Repeat the records word for word, excluding any picture.

┌────────

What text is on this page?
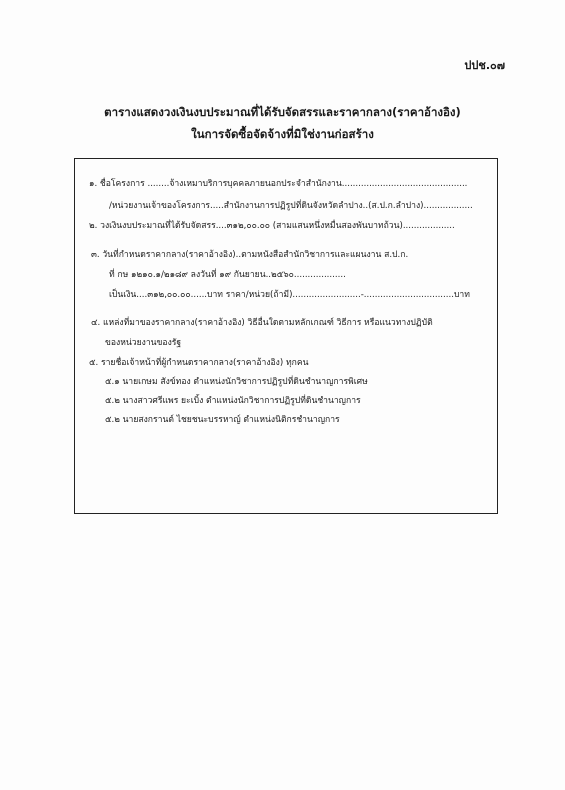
ปปช.๐๗
ตารางแสดงวงเงินงบประมาณที่ได้รับจัดสรรและราคากลาง(ราคาอ้างอิง)
ในการจัดซื้อจัดจ้างที่มิใช่งานก่อสร้าง
๑. ชื่อโครงการ ........จ้างเหมาบริการบุคคลภายนอกประจำสำนักงาน..............................................
/หน่วยงานเจ้าของโครงการ.....สำนักงานการปฏิรูปที่ดินจังหวัดลำปาง..(ส.ป.ก.ลำปาง)..................
๒. วงเงินงบประมาณที่ได้รับจัดสรร....๓๑๒,๐๐.๐๐ (สามแสนหนึ่งหมื่นสองพันบาทถ้วน)...................
๓. วันที่กำหนดราคากลาง(ราคาอ้างอิง)..ตามหนังสือสำนักวิชาการและแผนงาน ส.ป.ก.
ที่ กษ ๑๒๑๐.๑/๒๑๘๙ ลงวันที่ ๑๙ กันยายน..๒๕๖๐...................
เป็นเงิน....๓๑๒,๐๐.๐๐......บาท ราคา/หน่วย(ถ้ามี).........................-.................................บาท
๔. แหล่งที่มาของราคากลาง(ราคาอ้างอิง) วิธีอื่นใดตามหลักเกณฑ์ วิธีการ หรือแนวทางปฏิบัติ
ของหน่วยงานของรัฐ
๕. รายชื่อเจ้าหน้าที่ผู้กำหนดราคากลาง(ราคาอ้างอิง) ทุกคน
๕.๑ นายเกษม สังข์ทอง ตำแหน่งนักวิชาการปฏิรูปที่ดินชำนาญการพิเศษ
๕.๒ นางสาวศรีแพร ยะเบิ้ง ตำแหน่งนักวิชาการปฏิรูปที่ดินชำนาญการ
๕.๒ นายสงกรานต์ ไชยชนะบรรหาญ์ ตำแหน่งนิติกรชำนาญการ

└────────

Answer to this problem.
What text is on this page?
ปปช.๐๗
ตารางแสดงวงเงินงบประมาณที่ได้รับจัดสรรและราคากลาง(ราคาอ้างอิง)
ในการจัดซื้อจัดจ้างที่มิใช่งานก่อสร้าง
๑. ชื่อโครงการ ........จ้างเหมาบริการบุคคลภายนอกประจำสำนักงาน..............................................
/หน่วยงานเจ้าของโครงการ.....สำนักงานการปฏิรูปที่ดินจังหวัดลำปาง..(ส.ป.ก.ลำปาง)..................
๒. วงเงินงบประมาณที่ได้รับจัดสรร....๓๑๒,๐๐.๐๐ (สามแสนหนึ่งหมื่นสองพันบาทถ้วน)...................
๓. วันที่กำหนดราคากลาง(ราคาอ้างอิง)..ตามหนังสือสำนักวิชาการและแผนงาน ส.ป.ก.
ที่ กษ ๑๒๑๐.๑/๒๑๘๙ ลงวันที่ ๑๙ กันยายน..๒๕๖๐...................
เป็นเงิน....๓๑๒,๐๐.๐๐......บาท ราคา/หน่วย(ถ้ามี).........................-.................................บาท
๔. แหล่งที่มาของราคากลาง(ราคาอ้างอิง) วิธีอื่นใดตามหลักเกณฑ์ วิธีการ หรือแนวทางปฏิบัติ
ของหน่วยงานของรัฐ
๕. รายชื่อเจ้าหน้าที่ผู้กำหนดราคากลาง(ราคาอ้างอิง) ทุกคน
๕.๑ นายเกษม สังข์ทอง ตำแหน่งนักวิชาการปฏิรูปที่ดินชำนาญการพิเศษ
๕.๒ นางสาวศรีแพร ยะเบิ้ง ตำแหน่งนักวิชาการปฏิรูปที่ดินชำนาญการ
๕.๒ นายสงกรานต์ ไชยชนะบรรหาญ์ ตำแหน่งนิติกรชำนาญการ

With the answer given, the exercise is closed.